# Start of DATA EXCERPTS
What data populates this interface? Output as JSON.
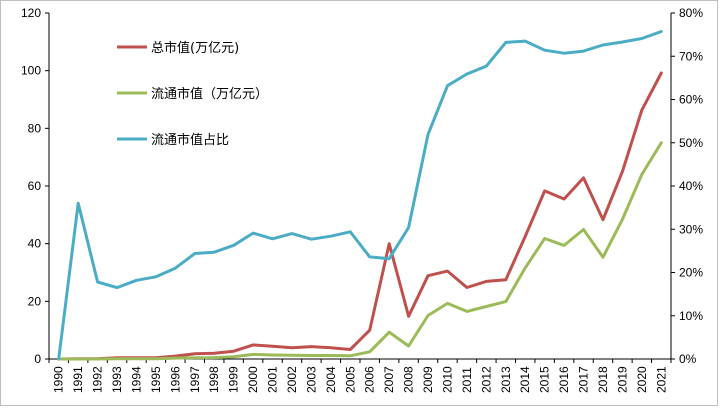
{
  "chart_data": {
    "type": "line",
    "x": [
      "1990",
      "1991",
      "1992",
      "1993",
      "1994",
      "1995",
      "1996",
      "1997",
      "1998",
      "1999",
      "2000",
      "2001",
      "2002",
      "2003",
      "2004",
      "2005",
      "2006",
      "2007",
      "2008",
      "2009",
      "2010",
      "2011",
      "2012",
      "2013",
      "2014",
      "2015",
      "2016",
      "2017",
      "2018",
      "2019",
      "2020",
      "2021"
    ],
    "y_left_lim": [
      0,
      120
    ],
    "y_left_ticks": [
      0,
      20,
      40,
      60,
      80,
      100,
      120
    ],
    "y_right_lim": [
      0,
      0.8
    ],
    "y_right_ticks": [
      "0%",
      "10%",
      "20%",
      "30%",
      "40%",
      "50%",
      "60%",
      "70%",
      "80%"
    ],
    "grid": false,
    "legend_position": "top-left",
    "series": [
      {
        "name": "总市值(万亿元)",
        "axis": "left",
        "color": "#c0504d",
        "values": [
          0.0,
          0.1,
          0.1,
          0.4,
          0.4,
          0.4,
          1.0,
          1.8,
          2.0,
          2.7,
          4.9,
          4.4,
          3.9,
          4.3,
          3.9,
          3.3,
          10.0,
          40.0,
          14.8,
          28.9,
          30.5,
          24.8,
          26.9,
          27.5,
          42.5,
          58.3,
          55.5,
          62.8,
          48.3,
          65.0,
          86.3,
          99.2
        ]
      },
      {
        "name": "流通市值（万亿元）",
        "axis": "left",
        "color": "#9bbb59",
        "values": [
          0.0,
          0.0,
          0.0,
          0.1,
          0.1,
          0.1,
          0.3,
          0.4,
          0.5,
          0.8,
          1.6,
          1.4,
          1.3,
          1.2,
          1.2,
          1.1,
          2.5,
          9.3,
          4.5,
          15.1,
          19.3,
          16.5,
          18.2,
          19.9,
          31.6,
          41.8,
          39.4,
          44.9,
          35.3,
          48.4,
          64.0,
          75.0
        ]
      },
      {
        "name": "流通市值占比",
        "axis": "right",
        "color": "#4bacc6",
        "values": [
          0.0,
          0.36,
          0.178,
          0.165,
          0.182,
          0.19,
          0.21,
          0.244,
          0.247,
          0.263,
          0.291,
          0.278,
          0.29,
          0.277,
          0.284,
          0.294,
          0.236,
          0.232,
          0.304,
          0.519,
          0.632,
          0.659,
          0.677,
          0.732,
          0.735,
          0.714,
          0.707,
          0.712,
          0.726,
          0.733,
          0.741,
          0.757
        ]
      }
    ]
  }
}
# End of DATA EXCERPTS
• DO THIS: Omit every picture, then reproduce the rest of the listing exactly.

• RESULT:
What data populates this interface? Output as JSON.
{
  "chart_data": {
    "type": "line",
    "x": [
      "1990",
      "1991",
      "1992",
      "1993",
      "1994",
      "1995",
      "1996",
      "1997",
      "1998",
      "1999",
      "2000",
      "2001",
      "2002",
      "2003",
      "2004",
      "2005",
      "2006",
      "2007",
      "2008",
      "2009",
      "2010",
      "2011",
      "2012",
      "2013",
      "2014",
      "2015",
      "2016",
      "2017",
      "2018",
      "2019",
      "2020",
      "2021"
    ],
    "y_left_lim": [
      0,
      120
    ],
    "y_left_ticks": [
      0,
      20,
      40,
      60,
      80,
      100,
      120
    ],
    "y_right_lim": [
      0,
      0.8
    ],
    "y_right_ticks": [
      "0%",
      "10%",
      "20%",
      "30%",
      "40%",
      "50%",
      "60%",
      "70%",
      "80%"
    ],
    "grid": false,
    "legend_position": "top-left",
    "series": [
      {
        "name": "总市值(万亿元)",
        "axis": "left",
        "color": "#c0504d",
        "values": [
          0.0,
          0.1,
          0.1,
          0.4,
          0.4,
          0.4,
          1.0,
          1.8,
          2.0,
          2.7,
          4.9,
          4.4,
          3.9,
          4.3,
          3.9,
          3.3,
          10.0,
          40.0,
          14.8,
          28.9,
          30.5,
          24.8,
          26.9,
          27.5,
          42.5,
          58.3,
          55.5,
          62.8,
          48.3,
          65.0,
          86.3,
          99.2
        ]
      },
      {
        "name": "流通市值（万亿元）",
        "axis": "left",
        "color": "#9bbb59",
        "values": [
          0.0,
          0.0,
          0.0,
          0.1,
          0.1,
          0.1,
          0.3,
          0.4,
          0.5,
          0.8,
          1.6,
          1.4,
          1.3,
          1.2,
          1.2,
          1.1,
          2.5,
          9.3,
          4.5,
          15.1,
          19.3,
          16.5,
          18.2,
          19.9,
          31.6,
          41.8,
          39.4,
          44.9,
          35.3,
          48.4,
          64.0,
          75.0
        ]
      },
      {
        "name": "流通市值占比",
        "axis": "right",
        "color": "#4bacc6",
        "values": [
          0.0,
          0.36,
          0.178,
          0.165,
          0.182,
          0.19,
          0.21,
          0.244,
          0.247,
          0.263,
          0.291,
          0.278,
          0.29,
          0.277,
          0.284,
          0.294,
          0.236,
          0.232,
          0.304,
          0.519,
          0.632,
          0.659,
          0.677,
          0.732,
          0.735,
          0.714,
          0.707,
          0.712,
          0.726,
          0.733,
          0.741,
          0.757
        ]
      }
    ]
  }
}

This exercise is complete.